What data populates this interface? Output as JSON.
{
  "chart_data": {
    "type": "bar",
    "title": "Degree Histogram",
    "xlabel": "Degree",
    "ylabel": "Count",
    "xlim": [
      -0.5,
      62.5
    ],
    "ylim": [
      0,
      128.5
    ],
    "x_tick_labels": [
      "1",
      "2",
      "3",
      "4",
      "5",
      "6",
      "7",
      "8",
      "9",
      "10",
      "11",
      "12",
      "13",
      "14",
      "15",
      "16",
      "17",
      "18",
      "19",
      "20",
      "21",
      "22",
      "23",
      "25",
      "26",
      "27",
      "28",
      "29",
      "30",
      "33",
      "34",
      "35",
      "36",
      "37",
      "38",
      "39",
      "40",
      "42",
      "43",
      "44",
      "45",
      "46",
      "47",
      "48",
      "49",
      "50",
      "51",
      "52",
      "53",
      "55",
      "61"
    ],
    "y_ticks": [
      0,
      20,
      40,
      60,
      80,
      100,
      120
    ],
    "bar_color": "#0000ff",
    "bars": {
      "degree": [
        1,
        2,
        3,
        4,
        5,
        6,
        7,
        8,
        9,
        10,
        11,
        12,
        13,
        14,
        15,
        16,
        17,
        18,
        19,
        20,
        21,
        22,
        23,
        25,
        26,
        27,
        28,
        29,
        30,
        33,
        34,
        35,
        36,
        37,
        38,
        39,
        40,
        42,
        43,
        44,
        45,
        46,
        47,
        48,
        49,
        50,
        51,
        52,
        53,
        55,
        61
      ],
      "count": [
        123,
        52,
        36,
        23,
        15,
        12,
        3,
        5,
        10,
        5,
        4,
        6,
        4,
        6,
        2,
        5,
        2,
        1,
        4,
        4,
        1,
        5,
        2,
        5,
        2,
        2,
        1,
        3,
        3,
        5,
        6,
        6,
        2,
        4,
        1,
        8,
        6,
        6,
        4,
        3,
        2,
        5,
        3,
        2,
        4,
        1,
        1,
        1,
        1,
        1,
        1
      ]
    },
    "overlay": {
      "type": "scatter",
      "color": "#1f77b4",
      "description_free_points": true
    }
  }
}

_What this task involves_
Transcribe the whole listing exactly.

_Solution for this exercise_
What data populates this interface? Output as JSON.
{
  "chart_data": {
    "type": "bar",
    "title": "Degree Histogram",
    "xlabel": "Degree",
    "ylabel": "Count",
    "xlim": [
      -0.5,
      62.5
    ],
    "ylim": [
      0,
      128.5
    ],
    "x_tick_labels": [
      "1",
      "2",
      "3",
      "4",
      "5",
      "6",
      "7",
      "8",
      "9",
      "10",
      "11",
      "12",
      "13",
      "14",
      "15",
      "16",
      "17",
      "18",
      "19",
      "20",
      "21",
      "22",
      "23",
      "25",
      "26",
      "27",
      "28",
      "29",
      "30",
      "33",
      "34",
      "35",
      "36",
      "37",
      "38",
      "39",
      "40",
      "42",
      "43",
      "44",
      "45",
      "46",
      "47",
      "48",
      "49",
      "50",
      "51",
      "52",
      "53",
      "55",
      "61"
    ],
    "y_ticks": [
      0,
      20,
      40,
      60,
      80,
      100,
      120
    ],
    "bar_color": "#0000ff",
    "bars": {
      "degree": [
        1,
        2,
        3,
        4,
        5,
        6,
        7,
        8,
        9,
        10,
        11,
        12,
        13,
        14,
        15,
        16,
        17,
        18,
        19,
        20,
        21,
        22,
        23,
        25,
        26,
        27,
        28,
        29,
        30,
        33,
        34,
        35,
        36,
        37,
        38,
        39,
        40,
        42,
        43,
        44,
        45,
        46,
        47,
        48,
        49,
        50,
        51,
        52,
        53,
        55,
        61
      ],
      "count": [
        123,
        52,
        36,
        23,
        15,
        12,
        3,
        5,
        10,
        5,
        4,
        6,
        4,
        6,
        2,
        5,
        2,
        1,
        4,
        4,
        1,
        5,
        2,
        5,
        2,
        2,
        1,
        3,
        3,
        5,
        6,
        6,
        2,
        4,
        1,
        8,
        6,
        6,
        4,
        3,
        2,
        5,
        3,
        2,
        4,
        1,
        1,
        1,
        1,
        1,
        1
      ]
    },
    "overlay": {
      "type": "scatter",
      "color": "#1f77b4",
      "description_free_points": true
    }
  }
}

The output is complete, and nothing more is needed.